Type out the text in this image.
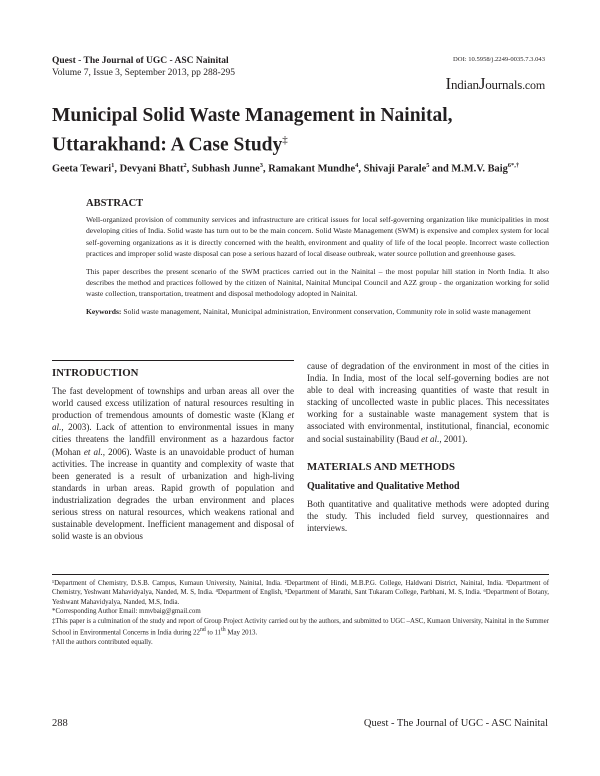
Quest - The Journal of UGC - ASC Nainital
Volume 7, Issue 3, September 2013, pp 288-295
DOI: 10.5958/j.2249-0035.7.3.043
IndianJournals.com
Municipal Solid Waste Management in Nainital, Uttarakhand: A Case Study‡

Geeta Tewari$^1$, Devyani Bhatt$^2$, Subhash Junne$^3$, Ramakant Mundhe$^4$, Shivaji Parale$^5$ and M.M.V. Baig$^{6*,\dagger}$

ABSTRACT

Well-organized provision of community services and infrastructure are critical issues for local self-governing organization like municipalities in most developing cities of India. Solid waste has turn out to be the main concern. Solid Waste Management (SWM) is expensive and complex system for local self-governing organizations as it is directly concerned with the health, environment and quality of life of the local people. Incorrect waste collection practices and improper solid waste disposal can pose a serious hazard of local disease outbreak, water source pollution and greenhouse gases.

This paper describes the present scenario of the SWM practices carried out in the Nainital – the most popular hill station in North India. It also describes the method and practices followed by the citizen of Nainital, Nainital Muncipal Council and A2Z group - the organization working for solid waste collection, transportation, treatment and disposal methodology adopted in Nainital.

Keywords: Solid waste management, Nainital, Municipal administration, Environment conservation, Community role in solid waste management

INTRODUCTION

The fast development of townships and urban areas all over the world caused excess utilization of natural resources resulting in production of tremendous amounts of domestic waste (Klang et al., 2003). Lack of attention to environmental issues in many cities threatens the landfill environment as a hazardous factor (Mohan et al., 2006). Waste is an unavoidable product of human activities. The increase in quantity and complexity of waste that been generated is a result of urbanization and high-living standards in urban areas. Rapid growth of population and industrialization degrades the urban environment and places serious stress on natural resources, which weakens rational and sustainable development. Inefficient management and disposal of solid waste is an obvious

cause of degradation of the environment in most of the cities in India. In India, most of the local self-governing bodies are not able to deal with increasing quantities of waste that result in stacking of uncollected waste in public places. This necessitates working for a sustainable waste management system that is associated with environmental, institutional, financial, economic and social sustainability (Baud et al., 2001).

MATERIALS AND METHODS
Qualitative and Qualitative Method

Both quantitative and qualitative methods were adopted during the study. This included field survey, questionnaires and interviews.

¹Department of Chemistry, D.S.B. Campus, Kumaun University, Nainital, India. ²Department of Hindi, M.B.P.G. College, Haldwani District, Nainital, India. ³Department of Chemistry, Yeshwant Mahavidyalya, Nanded, M. S, India. ⁴Department of English, ⁵Department of Marathi, Sant Tukaram College, Parbhani, M. S, India. ⁶Department of Botany, Yeshwant Mahavidyalya, Nanded, M.S, India.

*Corresponding Author Email: mmvbaig@gmail.com

‡This paper is a culmination of the study and report of Group Project Activity carried out by the authors, and submitted to UGC –ASC, Kumaon University, Nainital in the Summer School in Environmental Concerns in India during 22nd to 11th May 2013.

†All the authors contributed equally.

288	Quest - The Journal of UGC - ASC Nainital
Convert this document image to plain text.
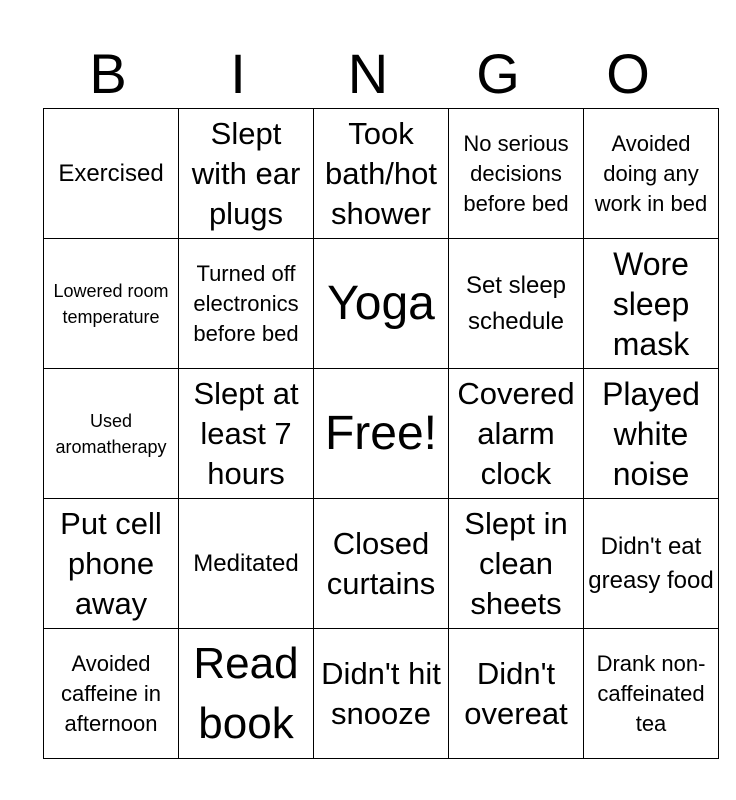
B	I	N	G	O
Exercised	Slept with ear plugs	Took bath/hot shower	No serious decisions before bed	Avoided doing any work in bed
Lowered room temperature	Turned off electronics before bed	Yoga	Set sleep schedule	Wore sleep mask
Used aromatherapy	Slept at least 7 hours	Free!	Covered alarm clock	Played white noise
Put cell phone away	Meditated	Closed curtains	Slept in clean sheets	Didn't eat greasy food
Avoided caffeine in afternoon	Read book	Didn't hit snooze	Didn't overeat	Drank non-caffeinated tea
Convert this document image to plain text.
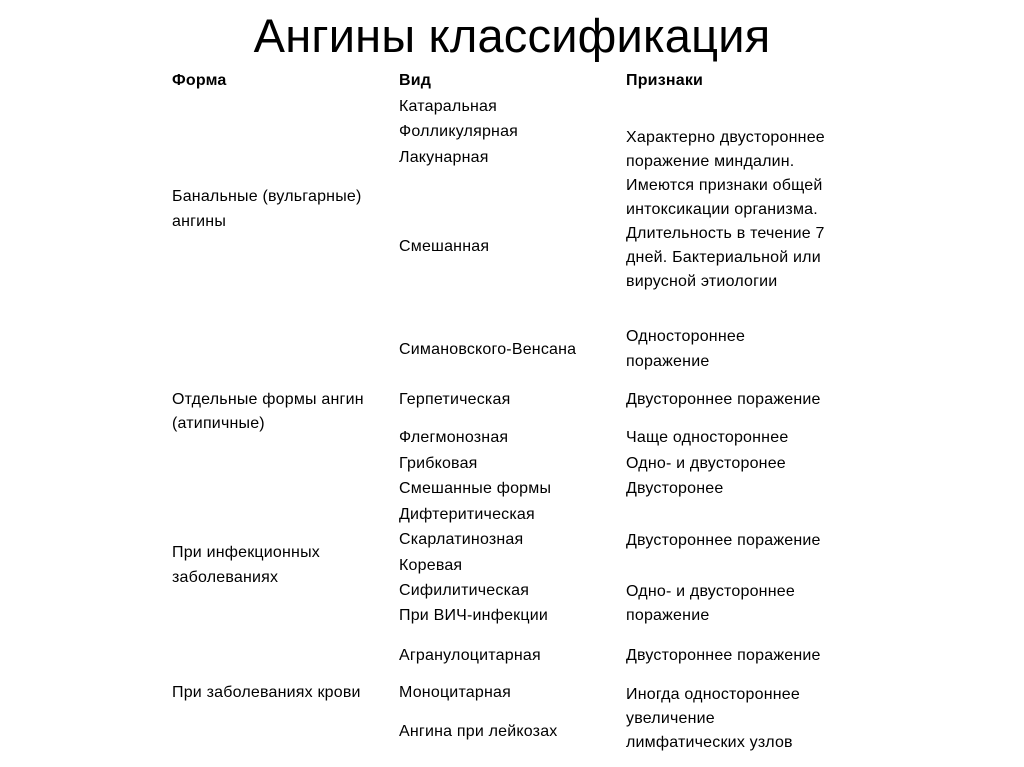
Ангины классификация
Форма	Вид	Признаки
Банальные (вульгарные)
ангины
Отдельные формы ангин
(атипичные)
При инфекционных
заболеваниях
При заболеваниях крови
Катаральная
Фолликулярная
Лакунарная
Смешанная
Симановского-Венсана
Герпетическая
Флегмонозная
Грибковая
Смешанные формы
Дифтеритическая
Скарлатинозная
Коревая
Сифилитическая
При ВИЧ-инфекции
Агранулоцитарная
Моноцитарная
Ангина при лейкозах
Характерно двустороннее
поражение миндалин.
Имеются признаки общей
интоксикации организма.
Длительность в течение 7
дней. Бактериальной или
вирусной этиологии
Одностороннее
поражение
Двустороннее поражение
Чаще одностороннее
Одно- и двусторонее
Двусторонее
Двустороннее поражение
Одно- и двустороннее
поражение
Двустороннее поражение
Иногда одностороннее
увеличение
лимфатических узлов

Written task: Transcribe each line above verbatim, with the pictures left out.

Written solution:
Type out the text in this image.
Quest - The Journal of UGC - ASC Nainital
Volume 7, Issue 3, September 2013, pp 288-295
DOI: 10.5958/j.2249-0035.7.3.043
IndianJournals.com
Municipal Solid Waste Management in Nainital, Uttarakhand: A Case Study‡

Geeta Tewari$^1$, Devyani Bhatt$^2$, Subhash Junne$^3$, Ramakant Mundhe$^4$, Shivaji Parale$^5$ and M.M.V. Baig$^{6*,\dagger}$

ABSTRACT

Well-organized provision of community services and infrastructure are critical issues for local self-governing organization like municipalities in most developing cities of India. Solid waste has turn out to be the main concern. Solid Waste Management (SWM) is expensive and complex system for local self-governing organizations as it is directly concerned with the health, environment and quality of life of the local people. Incorrect waste collection practices and improper solid waste disposal can pose a serious hazard of local disease outbreak, water source pollution and greenhouse gases.

This paper describes the present scenario of the SWM practices carried out in the Nainital – the most popular hill station in North India. It also describes the method and practices followed by the citizen of Nainital, Nainital Muncipal Council and A2Z group - the organization working for solid waste collection, transportation, treatment and disposal methodology adopted in Nainital.

Keywords: Solid waste management, Nainital, Municipal administration, Environment conservation, Community role in solid waste management

INTRODUCTION

The fast development of townships and urban areas all over the world caused excess utilization of natural resources resulting in production of tremendous amounts of domestic waste (Klang et al., 2003). Lack of attention to environmental issues in many cities threatens the landfill environment as a hazardous factor (Mohan et al., 2006). Waste is an unavoidable product of human activities. The increase in quantity and complexity of waste that been generated is a result of urbanization and high-living standards in urban areas. Rapid growth of population and industrialization degrades the urban environment and places serious stress on natural resources, which weakens rational and sustainable development. Inefficient management and disposal of solid waste is an obvious

cause of degradation of the environment in most of the cities in India. In India, most of the local self-governing bodies are not able to deal with increasing quantities of waste that result in stacking of uncollected waste in public places. This necessitates working for a sustainable waste management system that is associated with environmental, institutional, financial, economic and social sustainability (Baud et al., 2001).

MATERIALS AND METHODS
Qualitative and Qualitative Method

Both quantitative and qualitative methods were adopted during the study. This included field survey, questionnaires and interviews.

¹Department of Chemistry, D.S.B. Campus, Kumaun University, Nainital, India. ²Department of Hindi, M.B.P.G. College, Haldwani District, Nainital, India. ³Department of Chemistry, Yeshwant Mahavidyalya, Nanded, M. S, India. ⁴Department of English, ⁵Department of Marathi, Sant Tukaram College, Parbhani, M. S, India. ⁶Department of Botany, Yeshwant Mahavidyalya, Nanded, M.S, India.

*Corresponding Author Email: mmvbaig@gmail.com

‡This paper is a culmination of the study and report of Group Project Activity carried out by the authors, and submitted to UGC –ASC, Kumaon University, Nainital in the Summer School in Environmental Concerns in India during 22nd to 11th May 2013.

†All the authors contributed equally.

288	Quest - The Journal of UGC - ASC Nainital
Convert this document image to plain text.
B	I	N	G	O
Exercised	Slept with ear plugs	Took bath/hot shower	No serious decisions before bed	Avoided doing any work in bed
Lowered room temperature	Turned off electronics before bed	Yoga	Set sleep schedule	Wore sleep mask
Used aromatherapy	Slept at least 7 hours	Free!	Covered alarm clock	Played white noise
Put cell phone away	Meditated	Closed curtains	Slept in clean sheets	Didn't eat greasy food
Avoided caffeine in afternoon	Read book	Didn't hit snooze	Didn't overeat	Drank non-caffeinated tea
Convert this document image to plain text.
Ангины классификация
Форма	Вид	Признаки
Банальные (вульгарные)
ангины
Отдельные формы ангин
(атипичные)
При инфекционных
заболеваниях
При заболеваниях крови
Катаральная
Фолликулярная
Лакунарная
Смешанная
Симановского-Венсана
Герпетическая
Флегмонозная
Грибковая
Смешанные формы
Дифтеритическая
Скарлатинозная
Коревая
Сифилитическая
При ВИЧ-инфекции
Агранулоцитарная
Моноцитарная
Ангина при лейкозах
Характерно двустороннее
поражение миндалин.
Имеются признаки общей
интоксикации организма.
Длительность в течение 7
дней. Бактериальной или
вирусной этиологии
Одностороннее
поражение
Двустороннее поражение
Чаще одностороннее
Одно- и двусторонее
Двусторонее
Двустороннее поражение
Одно- и двустороннее
поражение
Двустороннее поражение
Иногда одностороннее
увеличение
лимфатических узлов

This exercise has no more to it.